Objective:
Determine the number of lines that have the string "JSON" in them, and give only that number.

The data:
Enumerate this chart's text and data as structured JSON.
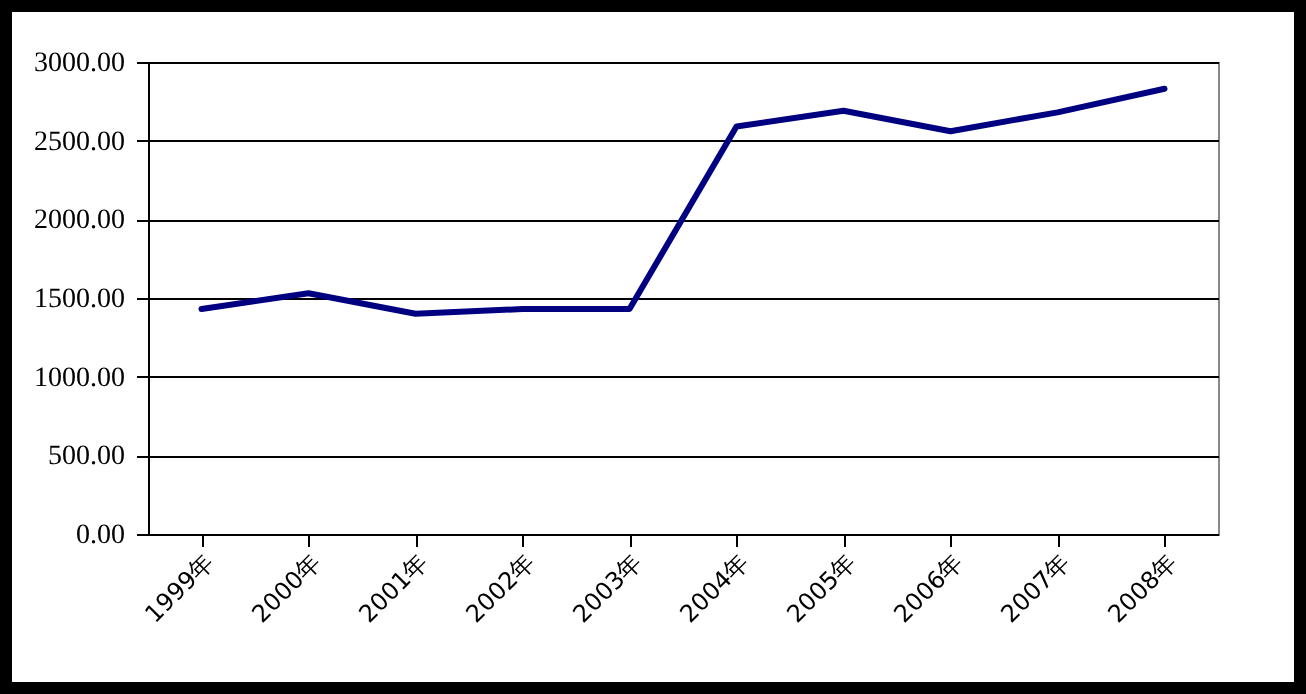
{
  "chart_data": {
    "type": "line",
    "categories": [
      "1999年",
      "2000年",
      "2001年",
      "2002年",
      "2003年",
      "2004年",
      "2005年",
      "2006年",
      "2007年",
      "2008年"
    ],
    "series": [
      {
        "color": "#000080",
        "values": [
          1430,
          1530,
          1400,
          1430,
          1430,
          2590,
          2690,
          2560,
          2680,
          2830
        ]
      }
    ],
    "ylim": [
      0,
      3000
    ],
    "yticks": [
      {
        "value": 0,
        "label": "0.00"
      },
      {
        "value": 500,
        "label": "500.00"
      },
      {
        "value": 1000,
        "label": "1000.00"
      },
      {
        "value": 1500,
        "label": "1500.00"
      },
      {
        "value": 2000,
        "label": "2000.00"
      },
      {
        "value": 2500,
        "label": "2500.00"
      },
      {
        "value": 3000,
        "label": "3000.00"
      }
    ],
    "grid": "y",
    "marker": "none",
    "line_style": "solid"
  }
}
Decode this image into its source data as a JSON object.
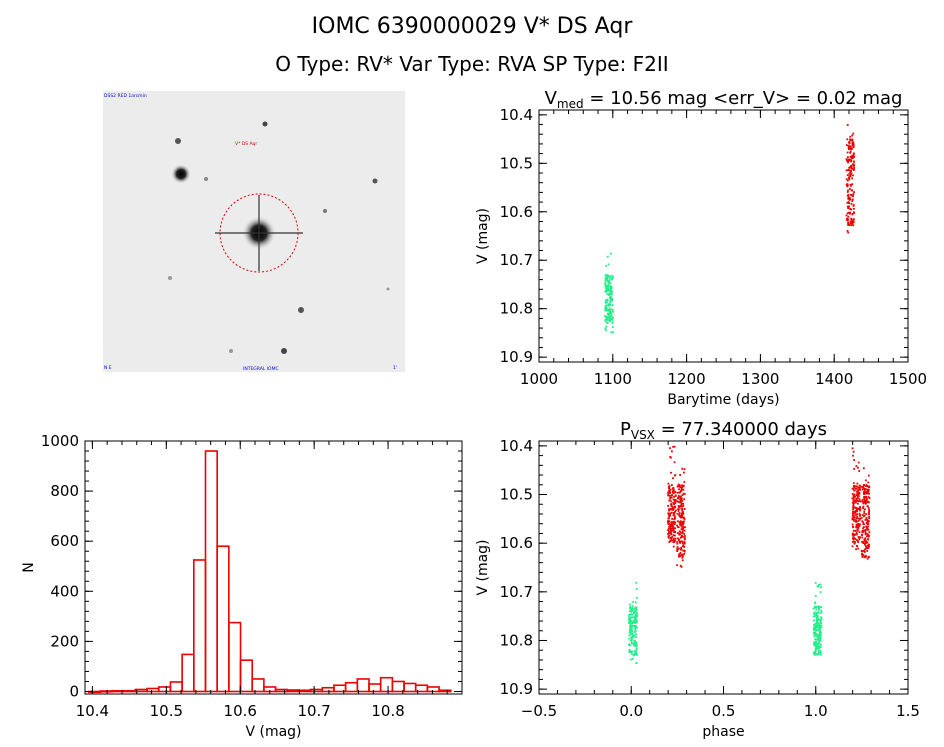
{
  "header": {
    "line1": "IOMC 6390000029    V* DS Aqr",
    "line2": "O Type: RV*   Var Type: RVA   SP Type: F2II"
  },
  "thumbnail": {
    "top_left_label": "DSS2 RED 1arcmin",
    "target_label": "V* DS Aqr",
    "bottom_left_label": "N E",
    "bottom_center_label": "INTEGRAL IOMC",
    "bottom_right_label": "1'",
    "circle_color": "#dd0000"
  },
  "colors": {
    "red": "#ee0000",
    "green": "#22ee88",
    "axis": "#000000"
  },
  "chart_data": [
    {
      "id": "lightcurve",
      "type": "scatter",
      "title_prefix": "V",
      "title_sub": "med",
      "title_rest": " = 10.56 mag <err_V> = 0.02 mag",
      "xlabel": "Barytime (days)",
      "ylabel": "V (mag)",
      "xlim": [
        1000,
        1500
      ],
      "ylim": [
        10.91,
        10.39
      ],
      "xticks": [
        1000,
        1100,
        1200,
        1300,
        1400,
        1500
      ],
      "yticks": [
        10.4,
        10.5,
        10.6,
        10.7,
        10.8,
        10.9
      ],
      "xtick_labels": [
        "1000",
        "1100",
        "1200",
        "1300",
        "1400",
        "1500"
      ],
      "ytick_labels": [
        "10.4",
        "10.5",
        "10.6",
        "10.7",
        "10.8",
        "10.9"
      ],
      "series": [
        {
          "name": "green",
          "color": "#22ee88",
          "clusters": [
            {
              "x": 1095,
              "y_min": 10.68,
              "y_max": 10.86,
              "core": [
                10.73,
                10.83
              ]
            }
          ]
        },
        {
          "name": "red",
          "color": "#ee0000",
          "clusters": [
            {
              "x": 1422,
              "y_min": 10.41,
              "y_max": 10.65,
              "core": [
                10.45,
                10.63
              ]
            }
          ]
        }
      ]
    },
    {
      "id": "histogram",
      "type": "bar",
      "xlabel": "V (mag)",
      "ylabel": "N",
      "xlim": [
        10.39,
        10.9
      ],
      "ylim": [
        -10,
        1000
      ],
      "xticks": [
        10.4,
        10.5,
        10.6,
        10.7,
        10.8
      ],
      "yticks": [
        0,
        200,
        400,
        600,
        800,
        1000
      ],
      "xtick_labels": [
        "10.4",
        "10.5",
        "10.6",
        "10.7",
        "10.8"
      ],
      "ytick_labels": [
        "0",
        "200",
        "400",
        "600",
        "800",
        "1000"
      ],
      "bin_start": 10.395,
      "bin_width": 0.0158,
      "values": [
        0,
        2,
        3,
        3,
        8,
        12,
        18,
        38,
        148,
        525,
        960,
        580,
        275,
        125,
        50,
        18,
        8,
        6,
        5,
        8,
        15,
        25,
        35,
        50,
        30,
        55,
        40,
        32,
        25,
        18,
        5
      ]
    },
    {
      "id": "phased",
      "type": "scatter",
      "title_prefix": "P",
      "title_sub": "VSX",
      "title_rest": " = 77.340000 days",
      "xlabel": "phase",
      "ylabel": "V (mag)",
      "xlim": [
        -0.5,
        1.5
      ],
      "ylim": [
        10.91,
        10.39
      ],
      "xticks": [
        -0.5,
        0.0,
        0.5,
        1.0,
        1.5
      ],
      "yticks": [
        10.4,
        10.5,
        10.6,
        10.7,
        10.8,
        10.9
      ],
      "xtick_labels": [
        "−0.5",
        "0.0",
        "0.5",
        "1.0",
        "1.5"
      ],
      "ytick_labels": [
        "10.4",
        "10.5",
        "10.6",
        "10.7",
        "10.8",
        "10.9"
      ],
      "series": [
        {
          "name": "green",
          "color": "#22ee88",
          "clusters": [
            {
              "x": 0.01,
              "y_min": 10.68,
              "y_max": 10.86,
              "core": [
                10.73,
                10.83
              ]
            },
            {
              "x": 1.01,
              "y_min": 10.68,
              "y_max": 10.86,
              "core": [
                10.73,
                10.83
              ]
            }
          ]
        },
        {
          "name": "red",
          "color": "#ee0000",
          "clusters": [
            {
              "x": 0.22,
              "y_min": 10.4,
              "y_max": 10.62,
              "core": [
                10.48,
                10.6
              ]
            },
            {
              "x": 0.27,
              "y_min": 10.44,
              "y_max": 10.65,
              "core": [
                10.48,
                10.63
              ]
            },
            {
              "x": 1.22,
              "y_min": 10.4,
              "y_max": 10.62,
              "core": [
                10.48,
                10.6
              ]
            },
            {
              "x": 1.27,
              "y_min": 10.44,
              "y_max": 10.65,
              "core": [
                10.48,
                10.63
              ]
            }
          ]
        }
      ]
    }
  ]
}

Result of the task:
2